Problem: Copy the data precisely, character for character, and leave out every picture.
## BEGIN Records supplied
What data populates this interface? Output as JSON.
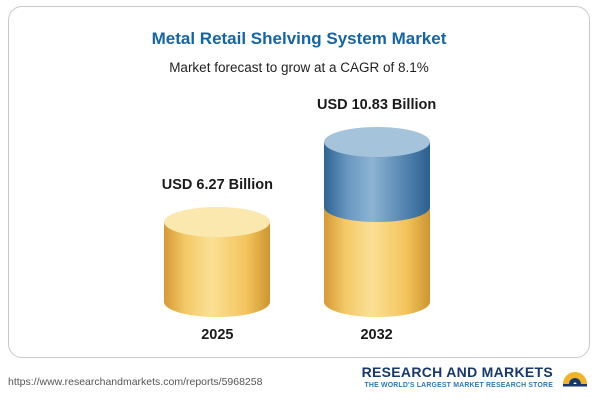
{
  "chart_data": {
    "type": "bar",
    "title": "Metal Retail Shelving System Market",
    "subtitle": "Market forecast to grow at a CAGR of 8.1%",
    "unit": "USD Billion",
    "categories": [
      "2025",
      "2032"
    ],
    "values": [
      6.27,
      10.83
    ],
    "value_labels": [
      "USD 6.27 Billion",
      "USD 10.83 Billion"
    ],
    "series": [
      {
        "name": "base (2025 level)",
        "values": [
          6.27,
          6.27
        ],
        "color": "#f2c45f"
      },
      {
        "name": "growth to 2032",
        "values": [
          0,
          4.56
        ],
        "color": "#4a7fae"
      }
    ],
    "cagr": "8.1%",
    "legend": "none",
    "grid": false,
    "colors": {
      "gold": "#f2c45f",
      "blue": "#4a7fae",
      "title": "#1465a5"
    }
  },
  "footer": {
    "url": "https://www.researchandmarkets.com/reports/5968258",
    "logo_name": "RESEARCH AND MARKETS",
    "logo_tagline": "THE WORLD'S LARGEST MARKET RESEARCH STORE"
  }
}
## END Records supplied
Task answer:
What data populates this interface? Output as JSON.
{
  "chart_data": {
    "type": "bar",
    "title": "Metal Retail Shelving System Market",
    "subtitle": "Market forecast to grow at a CAGR of 8.1%",
    "unit": "USD Billion",
    "categories": [
      "2025",
      "2032"
    ],
    "values": [
      6.27,
      10.83
    ],
    "value_labels": [
      "USD 6.27 Billion",
      "USD 10.83 Billion"
    ],
    "series": [
      {
        "name": "base (2025 level)",
        "values": [
          6.27,
          6.27
        ],
        "color": "#f2c45f"
      },
      {
        "name": "growth to 2032",
        "values": [
          0,
          4.56
        ],
        "color": "#4a7fae"
      }
    ],
    "cagr": "8.1%",
    "legend": "none",
    "grid": false,
    "colors": {
      "gold": "#f2c45f",
      "blue": "#4a7fae",
      "title": "#1465a5"
    }
  },
  "footer": {
    "url": "https://www.researchandmarkets.com/reports/5968258",
    "logo_name": "RESEARCH AND MARKETS",
    "logo_tagline": "THE WORLD'S LARGEST MARKET RESEARCH STORE"
  }
}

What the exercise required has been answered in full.